• _LISTING_
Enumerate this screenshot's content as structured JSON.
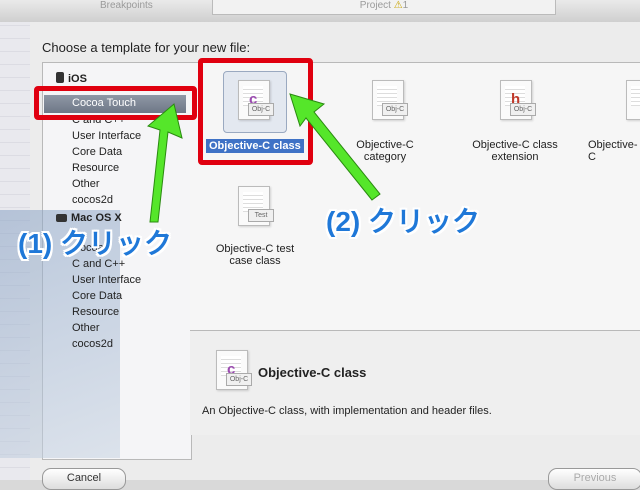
{
  "background": {
    "tab_left": "Breakpoints",
    "tab_right": "Project",
    "warning_count": "1"
  },
  "dialog": {
    "heading": "Choose a template for your new file:",
    "cancel": "Cancel",
    "previous": "Previous"
  },
  "sidebar": {
    "ios_group": "iOS",
    "ios_items": [
      "Cocoa Touch",
      "C and C++",
      "User Interface",
      "Core Data",
      "Resource",
      "Other",
      "cocos2d"
    ],
    "mac_group": "Mac OS X",
    "mac_items": [
      "Cocoa",
      "C and C++",
      "User Interface",
      "Core Data",
      "Resource",
      "Other",
      "cocos2d"
    ]
  },
  "templates": [
    {
      "label": "Objective-C class",
      "badge": "Obj-C",
      "icon": "objc-class-icon"
    },
    {
      "label": "Objective-C category",
      "badge": "Obj-C",
      "icon": "objc-category-icon"
    },
    {
      "label": "Objective-C class extension",
      "badge": "Obj-C",
      "icon": "objc-extension-icon"
    },
    {
      "label": "Objective-C",
      "icon": "objc-protocol-icon"
    },
    {
      "label": "Objective-C test case class",
      "badge": "Test",
      "icon": "objc-test-icon"
    }
  ],
  "detail": {
    "title": "Objective-C class",
    "badge": "Obj-C",
    "description": "An Objective-C class, with implementation and header files."
  },
  "annotations": {
    "step1": "(1) クリック",
    "step2": "(2) クリック"
  },
  "colors": {
    "annotation_red": "#e0000f",
    "annotation_green": "#55e62a",
    "annotation_blue": "#1f78d8",
    "selection_blue": "#3f72c6"
  }
}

• _TASK BRIEF_
Without the pictures, restate each entry exactly.

• _TASK ANSWER_
Enumerate this screenshot's content as structured JSON.
{
  "background": {
    "tab_left": "Breakpoints",
    "tab_right": "Project",
    "warning_count": "1"
  },
  "dialog": {
    "heading": "Choose a template for your new file:",
    "cancel": "Cancel",
    "previous": "Previous"
  },
  "sidebar": {
    "ios_group": "iOS",
    "ios_items": [
      "Cocoa Touch",
      "C and C++",
      "User Interface",
      "Core Data",
      "Resource",
      "Other",
      "cocos2d"
    ],
    "mac_group": "Mac OS X",
    "mac_items": [
      "Cocoa",
      "C and C++",
      "User Interface",
      "Core Data",
      "Resource",
      "Other",
      "cocos2d"
    ]
  },
  "templates": [
    {
      "label": "Objective-C class",
      "badge": "Obj-C",
      "icon": "objc-class-icon"
    },
    {
      "label": "Objective-C category",
      "badge": "Obj-C",
      "icon": "objc-category-icon"
    },
    {
      "label": "Objective-C class extension",
      "badge": "Obj-C",
      "icon": "objc-extension-icon"
    },
    {
      "label": "Objective-C",
      "icon": "objc-protocol-icon"
    },
    {
      "label": "Objective-C test case class",
      "badge": "Test",
      "icon": "objc-test-icon"
    }
  ],
  "detail": {
    "title": "Objective-C class",
    "badge": "Obj-C",
    "description": "An Objective-C class, with implementation and header files."
  },
  "annotations": {
    "step1": "(1) クリック",
    "step2": "(2) クリック"
  },
  "colors": {
    "annotation_red": "#e0000f",
    "annotation_green": "#55e62a",
    "annotation_blue": "#1f78d8",
    "selection_blue": "#3f72c6"
  }
}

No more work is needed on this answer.